GOAL OF THE EXERCISE: In the entries below, find every line with "prevalent" and copy it.

RECORDS SUPPLIED:
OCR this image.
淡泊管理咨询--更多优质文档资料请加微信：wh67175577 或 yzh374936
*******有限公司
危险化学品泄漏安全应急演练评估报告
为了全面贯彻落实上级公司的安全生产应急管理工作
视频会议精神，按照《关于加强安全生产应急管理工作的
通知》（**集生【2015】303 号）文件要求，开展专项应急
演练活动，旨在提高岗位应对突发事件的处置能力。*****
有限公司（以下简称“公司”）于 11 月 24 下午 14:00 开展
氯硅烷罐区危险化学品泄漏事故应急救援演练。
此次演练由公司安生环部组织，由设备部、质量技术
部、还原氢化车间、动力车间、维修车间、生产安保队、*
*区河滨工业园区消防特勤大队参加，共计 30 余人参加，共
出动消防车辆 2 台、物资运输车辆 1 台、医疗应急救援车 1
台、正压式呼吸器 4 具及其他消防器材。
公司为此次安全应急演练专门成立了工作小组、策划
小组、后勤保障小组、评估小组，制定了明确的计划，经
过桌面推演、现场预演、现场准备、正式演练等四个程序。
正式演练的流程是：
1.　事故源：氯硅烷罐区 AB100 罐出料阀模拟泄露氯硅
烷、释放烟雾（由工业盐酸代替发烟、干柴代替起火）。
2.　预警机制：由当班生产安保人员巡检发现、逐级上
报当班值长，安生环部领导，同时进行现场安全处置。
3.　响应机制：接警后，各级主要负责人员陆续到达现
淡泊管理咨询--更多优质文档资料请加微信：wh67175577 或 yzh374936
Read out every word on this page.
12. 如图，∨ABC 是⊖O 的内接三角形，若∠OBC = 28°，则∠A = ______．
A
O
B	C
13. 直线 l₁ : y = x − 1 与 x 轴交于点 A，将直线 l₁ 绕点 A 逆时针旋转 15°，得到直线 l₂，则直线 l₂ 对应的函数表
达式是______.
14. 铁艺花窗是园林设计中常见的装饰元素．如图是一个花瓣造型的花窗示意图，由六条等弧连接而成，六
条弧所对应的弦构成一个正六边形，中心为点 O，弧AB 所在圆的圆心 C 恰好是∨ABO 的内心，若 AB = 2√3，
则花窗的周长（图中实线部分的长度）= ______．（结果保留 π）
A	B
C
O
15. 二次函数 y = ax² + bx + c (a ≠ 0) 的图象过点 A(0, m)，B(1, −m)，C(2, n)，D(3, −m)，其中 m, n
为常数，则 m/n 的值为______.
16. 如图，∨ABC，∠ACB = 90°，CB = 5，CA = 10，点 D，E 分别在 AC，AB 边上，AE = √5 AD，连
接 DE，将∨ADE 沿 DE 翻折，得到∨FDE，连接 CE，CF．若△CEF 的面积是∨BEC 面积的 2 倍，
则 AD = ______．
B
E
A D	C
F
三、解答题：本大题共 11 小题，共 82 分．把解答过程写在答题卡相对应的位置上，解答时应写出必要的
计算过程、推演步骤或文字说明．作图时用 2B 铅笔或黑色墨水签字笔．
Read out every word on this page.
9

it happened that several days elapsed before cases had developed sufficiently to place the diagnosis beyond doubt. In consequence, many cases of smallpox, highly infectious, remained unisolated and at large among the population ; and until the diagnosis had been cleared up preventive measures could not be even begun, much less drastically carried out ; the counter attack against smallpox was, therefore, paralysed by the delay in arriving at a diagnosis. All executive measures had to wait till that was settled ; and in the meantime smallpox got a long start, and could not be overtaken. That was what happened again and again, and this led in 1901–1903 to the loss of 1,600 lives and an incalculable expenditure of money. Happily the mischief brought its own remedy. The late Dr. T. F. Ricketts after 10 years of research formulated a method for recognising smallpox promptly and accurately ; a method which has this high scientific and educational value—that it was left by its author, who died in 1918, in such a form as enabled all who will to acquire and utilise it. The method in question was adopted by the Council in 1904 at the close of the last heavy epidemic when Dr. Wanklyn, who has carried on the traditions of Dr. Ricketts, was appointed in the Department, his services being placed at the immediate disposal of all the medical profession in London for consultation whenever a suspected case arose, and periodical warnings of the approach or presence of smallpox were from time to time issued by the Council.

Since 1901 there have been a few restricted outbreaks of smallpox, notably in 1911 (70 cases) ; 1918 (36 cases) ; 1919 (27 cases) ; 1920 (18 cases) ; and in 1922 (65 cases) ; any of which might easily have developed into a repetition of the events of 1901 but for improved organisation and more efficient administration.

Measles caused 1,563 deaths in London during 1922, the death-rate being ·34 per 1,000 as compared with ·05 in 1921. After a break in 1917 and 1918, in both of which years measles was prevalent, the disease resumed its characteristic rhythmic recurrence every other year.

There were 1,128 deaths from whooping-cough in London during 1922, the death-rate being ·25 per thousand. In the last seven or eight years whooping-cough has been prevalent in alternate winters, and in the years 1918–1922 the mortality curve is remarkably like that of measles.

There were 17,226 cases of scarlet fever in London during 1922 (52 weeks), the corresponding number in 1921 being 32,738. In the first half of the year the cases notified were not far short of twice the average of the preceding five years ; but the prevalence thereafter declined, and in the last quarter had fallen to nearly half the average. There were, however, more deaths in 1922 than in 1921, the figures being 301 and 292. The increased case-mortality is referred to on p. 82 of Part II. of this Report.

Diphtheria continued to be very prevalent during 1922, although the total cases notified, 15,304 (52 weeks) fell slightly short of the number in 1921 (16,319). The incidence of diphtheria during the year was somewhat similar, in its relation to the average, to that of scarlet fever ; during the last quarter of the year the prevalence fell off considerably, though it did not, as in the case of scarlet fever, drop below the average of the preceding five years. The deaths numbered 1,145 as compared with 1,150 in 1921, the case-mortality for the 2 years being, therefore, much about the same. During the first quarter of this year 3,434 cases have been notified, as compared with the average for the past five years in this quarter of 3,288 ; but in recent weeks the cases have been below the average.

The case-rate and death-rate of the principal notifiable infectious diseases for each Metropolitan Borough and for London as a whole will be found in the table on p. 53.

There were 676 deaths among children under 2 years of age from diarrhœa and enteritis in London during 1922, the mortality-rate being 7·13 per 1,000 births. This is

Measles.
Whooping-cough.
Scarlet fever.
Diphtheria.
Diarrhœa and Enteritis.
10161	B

PROBLEM SOLUTION:
Measles caused 1,563 deaths in London during 1922, the death-rate being ·34 per 1,000 as compared with ·05 in 1921. After a break in 1917 and 1918, in both of which years measles was prevalent, the disease resumed its characteristic rhythmic recurrence every other year.
There were 1,128 deaths from whooping-cough in London during 1922, the death-rate being ·25 per thousand. In the last seven or eight years whooping-cough has been prevalent in alternate winters, and in the years 1918–1922 the mortality curve is remarkably like that of measles.
Diphtheria continued to be very prevalent during 1922, although the total cases notified, 15,304 (52 weeks) fell slightly short of the number in 1921 (16,319). The incidence of diphtheria during the year was somewhat similar, in its relation to the average, to that of scarlet fever ; during the last quarter of the year the prevalence fell off considerably, though it did not, as in the case of scarlet fever, drop below the average of the preceding five years. The deaths numbered 1,145 as compared with 1,150 in 1921, the case-mortality for the 2 years being, therefore, much about the same. During the first quarter of this year 3,434 cases have been notified, as compared with the average for the past five years in this quarter of 3,288 ; but in recent weeks the cases have been below the average.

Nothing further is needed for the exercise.